● Material provided:
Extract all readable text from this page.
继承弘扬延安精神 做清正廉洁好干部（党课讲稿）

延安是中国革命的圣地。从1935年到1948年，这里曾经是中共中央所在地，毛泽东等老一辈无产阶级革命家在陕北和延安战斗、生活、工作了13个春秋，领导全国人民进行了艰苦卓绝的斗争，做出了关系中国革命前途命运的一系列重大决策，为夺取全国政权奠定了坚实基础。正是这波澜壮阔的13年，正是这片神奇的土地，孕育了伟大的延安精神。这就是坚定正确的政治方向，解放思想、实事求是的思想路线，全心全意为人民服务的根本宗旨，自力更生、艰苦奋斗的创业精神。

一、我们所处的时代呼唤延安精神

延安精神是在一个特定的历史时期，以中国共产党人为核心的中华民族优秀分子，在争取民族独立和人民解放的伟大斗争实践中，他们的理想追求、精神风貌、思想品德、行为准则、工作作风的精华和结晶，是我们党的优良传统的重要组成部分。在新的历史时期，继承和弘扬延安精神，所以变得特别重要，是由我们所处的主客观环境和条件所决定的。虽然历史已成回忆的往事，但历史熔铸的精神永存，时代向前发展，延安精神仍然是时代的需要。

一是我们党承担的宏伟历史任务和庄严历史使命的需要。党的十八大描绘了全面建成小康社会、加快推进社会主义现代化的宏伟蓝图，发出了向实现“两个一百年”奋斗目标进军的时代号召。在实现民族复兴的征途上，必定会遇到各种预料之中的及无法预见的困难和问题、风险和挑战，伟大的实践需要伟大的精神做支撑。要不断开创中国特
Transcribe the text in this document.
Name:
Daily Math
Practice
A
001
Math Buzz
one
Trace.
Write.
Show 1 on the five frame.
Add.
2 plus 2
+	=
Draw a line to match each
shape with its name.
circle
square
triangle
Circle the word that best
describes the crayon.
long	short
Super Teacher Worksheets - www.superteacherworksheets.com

● Stated problem: Repeat every line of the material exactly as given.

● Final result:
Extract all readable text from this page.
继承弘扬延安精神 做清正廉洁好干部（党课讲稿）

延安是中国革命的圣地。从1935年到1948年，这里曾经是中共中央所在地，毛泽东等老一辈无产阶级革命家在陕北和延安战斗、生活、工作了13个春秋，领导全国人民进行了艰苦卓绝的斗争，做出了关系中国革命前途命运的一系列重大决策，为夺取全国政权奠定了坚实基础。正是这波澜壮阔的13年，正是这片神奇的土地，孕育了伟大的延安精神。这就是坚定正确的政治方向，解放思想、实事求是的思想路线，全心全意为人民服务的根本宗旨，自力更生、艰苦奋斗的创业精神。

一、我们所处的时代呼唤延安精神

延安精神是在一个特定的历史时期，以中国共产党人为核心的中华民族优秀分子，在争取民族独立和人民解放的伟大斗争实践中，他们的理想追求、精神风貌、思想品德、行为准则、工作作风的精华和结晶，是我们党的优良传统的重要组成部分。在新的历史时期，继承和弘扬延安精神，所以变得特别重要，是由我们所处的主客观环境和条件所决定的。虽然历史已成回忆的往事，但历史熔铸的精神永存，时代向前发展，延安精神仍然是时代的需要。

一是我们党承担的宏伟历史任务和庄严历史使命的需要。党的十八大描绘了全面建成小康社会、加快推进社会主义现代化的宏伟蓝图，发出了向实现“两个一百年”奋斗目标进军的时代号召。在实现民族复兴的征途上，必定会遇到各种预料之中的及无法预见的困难和问题、风险和挑战，伟大的实践需要伟大的精神做支撑。要不断开创中国特
Transcribe the text in this document.
Name:
Daily Math
Practice
A
001
Math Buzz
one
Trace.
Write.
Show 1 on the five frame.
Add.
2 plus 2
+	=
Draw a line to match each
shape with its name.
circle
square
triangle
Circle the word that best
describes the crayon.
long	short
Super Teacher Worksheets - www.superteacherworksheets.com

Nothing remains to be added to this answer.